_EXERCISE TASK_
Extract the listing below in full, unchanged.
-- PROVIDED RECORDS start --
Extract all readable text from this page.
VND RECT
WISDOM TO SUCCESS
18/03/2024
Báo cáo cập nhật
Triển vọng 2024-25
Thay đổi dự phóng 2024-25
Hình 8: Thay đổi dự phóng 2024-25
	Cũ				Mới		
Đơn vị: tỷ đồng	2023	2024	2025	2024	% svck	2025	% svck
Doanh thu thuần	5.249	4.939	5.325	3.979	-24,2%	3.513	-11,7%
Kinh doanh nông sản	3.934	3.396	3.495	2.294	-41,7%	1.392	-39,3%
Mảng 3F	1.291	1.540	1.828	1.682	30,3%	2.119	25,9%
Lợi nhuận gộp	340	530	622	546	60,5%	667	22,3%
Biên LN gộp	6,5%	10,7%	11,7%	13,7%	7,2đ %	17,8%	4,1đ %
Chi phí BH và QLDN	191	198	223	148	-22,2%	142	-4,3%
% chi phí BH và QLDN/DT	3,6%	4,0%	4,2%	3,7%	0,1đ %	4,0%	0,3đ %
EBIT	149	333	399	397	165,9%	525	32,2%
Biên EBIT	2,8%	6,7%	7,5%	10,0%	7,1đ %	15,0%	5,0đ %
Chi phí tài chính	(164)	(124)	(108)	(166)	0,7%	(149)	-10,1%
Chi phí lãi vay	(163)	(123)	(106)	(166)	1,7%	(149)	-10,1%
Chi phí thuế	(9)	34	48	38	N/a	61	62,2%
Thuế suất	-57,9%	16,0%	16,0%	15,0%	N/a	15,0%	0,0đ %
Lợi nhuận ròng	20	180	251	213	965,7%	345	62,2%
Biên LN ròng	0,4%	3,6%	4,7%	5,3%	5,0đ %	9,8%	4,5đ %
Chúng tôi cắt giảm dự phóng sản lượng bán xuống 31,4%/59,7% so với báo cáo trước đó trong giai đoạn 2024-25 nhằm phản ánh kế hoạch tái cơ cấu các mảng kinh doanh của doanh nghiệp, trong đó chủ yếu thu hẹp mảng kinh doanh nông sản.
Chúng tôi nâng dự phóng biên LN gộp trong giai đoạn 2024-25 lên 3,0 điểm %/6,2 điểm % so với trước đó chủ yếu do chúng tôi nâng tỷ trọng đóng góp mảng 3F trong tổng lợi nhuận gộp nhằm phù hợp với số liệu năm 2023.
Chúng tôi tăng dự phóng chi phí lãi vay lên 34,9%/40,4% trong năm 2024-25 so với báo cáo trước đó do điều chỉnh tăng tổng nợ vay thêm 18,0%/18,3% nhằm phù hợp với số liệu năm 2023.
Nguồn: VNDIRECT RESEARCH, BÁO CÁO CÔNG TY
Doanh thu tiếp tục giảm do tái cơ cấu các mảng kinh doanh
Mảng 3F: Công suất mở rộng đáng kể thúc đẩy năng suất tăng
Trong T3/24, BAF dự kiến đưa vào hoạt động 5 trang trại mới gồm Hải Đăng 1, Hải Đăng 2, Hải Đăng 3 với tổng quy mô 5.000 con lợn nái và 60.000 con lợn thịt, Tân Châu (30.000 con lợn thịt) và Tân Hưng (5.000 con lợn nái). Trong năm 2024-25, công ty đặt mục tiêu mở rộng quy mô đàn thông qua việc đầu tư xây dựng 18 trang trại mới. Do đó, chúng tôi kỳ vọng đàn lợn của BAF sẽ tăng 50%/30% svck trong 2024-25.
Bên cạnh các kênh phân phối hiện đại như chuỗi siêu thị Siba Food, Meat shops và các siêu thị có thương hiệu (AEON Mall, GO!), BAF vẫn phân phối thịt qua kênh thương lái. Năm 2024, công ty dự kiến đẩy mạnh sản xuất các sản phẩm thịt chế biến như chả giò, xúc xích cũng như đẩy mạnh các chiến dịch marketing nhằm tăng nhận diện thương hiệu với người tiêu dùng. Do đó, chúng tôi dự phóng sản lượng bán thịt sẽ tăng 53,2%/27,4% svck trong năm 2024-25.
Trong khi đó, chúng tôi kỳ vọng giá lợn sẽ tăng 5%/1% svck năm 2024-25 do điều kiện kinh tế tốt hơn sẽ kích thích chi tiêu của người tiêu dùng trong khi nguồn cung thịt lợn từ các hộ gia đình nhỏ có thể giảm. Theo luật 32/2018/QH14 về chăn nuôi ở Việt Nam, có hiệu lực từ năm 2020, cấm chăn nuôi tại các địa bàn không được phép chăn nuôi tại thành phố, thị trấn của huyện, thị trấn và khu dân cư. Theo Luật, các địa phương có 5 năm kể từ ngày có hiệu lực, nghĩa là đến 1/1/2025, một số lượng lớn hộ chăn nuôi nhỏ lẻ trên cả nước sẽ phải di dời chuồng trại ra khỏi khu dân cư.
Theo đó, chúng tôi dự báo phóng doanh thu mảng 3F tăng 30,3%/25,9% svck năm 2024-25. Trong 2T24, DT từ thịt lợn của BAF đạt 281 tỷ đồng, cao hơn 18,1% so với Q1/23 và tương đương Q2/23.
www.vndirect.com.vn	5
-- PROVIDED RECORDS end --
_SOLUTION BELOW_
Extract all readable text from this page.
VND RECT
WISDOM TO SUCCESS
18/03/2024
Báo cáo cập nhật
Triển vọng 2024-25
Thay đổi dự phóng 2024-25
Hình 8: Thay đổi dự phóng 2024-25
	Cũ				Mới		
Đơn vị: tỷ đồng	2023	2024	2025	2024	% svck	2025	% svck
Doanh thu thuần	5.249	4.939	5.325	3.979	-24,2%	3.513	-11,7%
Kinh doanh nông sản	3.934	3.396	3.495	2.294	-41,7%	1.392	-39,3%
Mảng 3F	1.291	1.540	1.828	1.682	30,3%	2.119	25,9%
Lợi nhuận gộp	340	530	622	546	60,5%	667	22,3%
Biên LN gộp	6,5%	10,7%	11,7%	13,7%	7,2đ %	17,8%	4,1đ %
Chi phí BH và QLDN	191	198	223	148	-22,2%	142	-4,3%
% chi phí BH và QLDN/DT	3,6%	4,0%	4,2%	3,7%	0,1đ %	4,0%	0,3đ %
EBIT	149	333	399	397	165,9%	525	32,2%
Biên EBIT	2,8%	6,7%	7,5%	10,0%	7,1đ %	15,0%	5,0đ %
Chi phí tài chính	(164)	(124)	(108)	(166)	0,7%	(149)	-10,1%
Chi phí lãi vay	(163)	(123)	(106)	(166)	1,7%	(149)	-10,1%
Chi phí thuế	(9)	34	48	38	N/a	61	62,2%
Thuế suất	-57,9%	16,0%	16,0%	15,0%	N/a	15,0%	0,0đ %
Lợi nhuận ròng	20	180	251	213	965,7%	345	62,2%
Biên LN ròng	0,4%	3,6%	4,7%	5,3%	5,0đ %	9,8%	4,5đ %
Chúng tôi cắt giảm dự phóng sản lượng bán xuống 31,4%/59,7% so với báo cáo trước đó trong giai đoạn 2024-25 nhằm phản ánh kế hoạch tái cơ cấu các mảng kinh doanh của doanh nghiệp, trong đó chủ yếu thu hẹp mảng kinh doanh nông sản.
Chúng tôi nâng dự phóng biên LN gộp trong giai đoạn 2024-25 lên 3,0 điểm %/6,2 điểm % so với trước đó chủ yếu do chúng tôi nâng tỷ trọng đóng góp mảng 3F trong tổng lợi nhuận gộp nhằm phù hợp với số liệu năm 2023.
Chúng tôi tăng dự phóng chi phí lãi vay lên 34,9%/40,4% trong năm 2024-25 so với báo cáo trước đó do điều chỉnh tăng tổng nợ vay thêm 18,0%/18,3% nhằm phù hợp với số liệu năm 2023.
Nguồn: VNDIRECT RESEARCH, BÁO CÁO CÔNG TY
Doanh thu tiếp tục giảm do tái cơ cấu các mảng kinh doanh
Mảng 3F: Công suất mở rộng đáng kể thúc đẩy năng suất tăng
Trong T3/24, BAF dự kiến đưa vào hoạt động 5 trang trại mới gồm Hải Đăng 1, Hải Đăng 2, Hải Đăng 3 với tổng quy mô 5.000 con lợn nái và 60.000 con lợn thịt, Tân Châu (30.000 con lợn thịt) và Tân Hưng (5.000 con lợn nái). Trong năm 2024-25, công ty đặt mục tiêu mở rộng quy mô đàn thông qua việc đầu tư xây dựng 18 trang trại mới. Do đó, chúng tôi kỳ vọng đàn lợn của BAF sẽ tăng 50%/30% svck trong 2024-25.
Bên cạnh các kênh phân phối hiện đại như chuỗi siêu thị Siba Food, Meat shops và các siêu thị có thương hiệu (AEON Mall, GO!), BAF vẫn phân phối thịt qua kênh thương lái. Năm 2024, công ty dự kiến đẩy mạnh sản xuất các sản phẩm thịt chế biến như chả giò, xúc xích cũng như đẩy mạnh các chiến dịch marketing nhằm tăng nhận diện thương hiệu với người tiêu dùng. Do đó, chúng tôi dự phóng sản lượng bán thịt sẽ tăng 53,2%/27,4% svck trong năm 2024-25.
Trong khi đó, chúng tôi kỳ vọng giá lợn sẽ tăng 5%/1% svck năm 2024-25 do điều kiện kinh tế tốt hơn sẽ kích thích chi tiêu của người tiêu dùng trong khi nguồn cung thịt lợn từ các hộ gia đình nhỏ có thể giảm. Theo luật 32/2018/QH14 về chăn nuôi ở Việt Nam, có hiệu lực từ năm 2020, cấm chăn nuôi tại các địa bàn không được phép chăn nuôi tại thành phố, thị trấn của huyện, thị trấn và khu dân cư. Theo Luật, các địa phương có 5 năm kể từ ngày có hiệu lực, nghĩa là đến 1/1/2025, một số lượng lớn hộ chăn nuôi nhỏ lẻ trên cả nước sẽ phải di dời chuồng trại ra khỏi khu dân cư.
Theo đó, chúng tôi dự báo phóng doanh thu mảng 3F tăng 30,3%/25,9% svck năm 2024-25. Trong 2T24, DT từ thịt lợn của BAF đạt 281 tỷ đồng, cao hơn 18,1% so với Q1/23 và tương đương Q2/23.
www.vndirect.com.vn	5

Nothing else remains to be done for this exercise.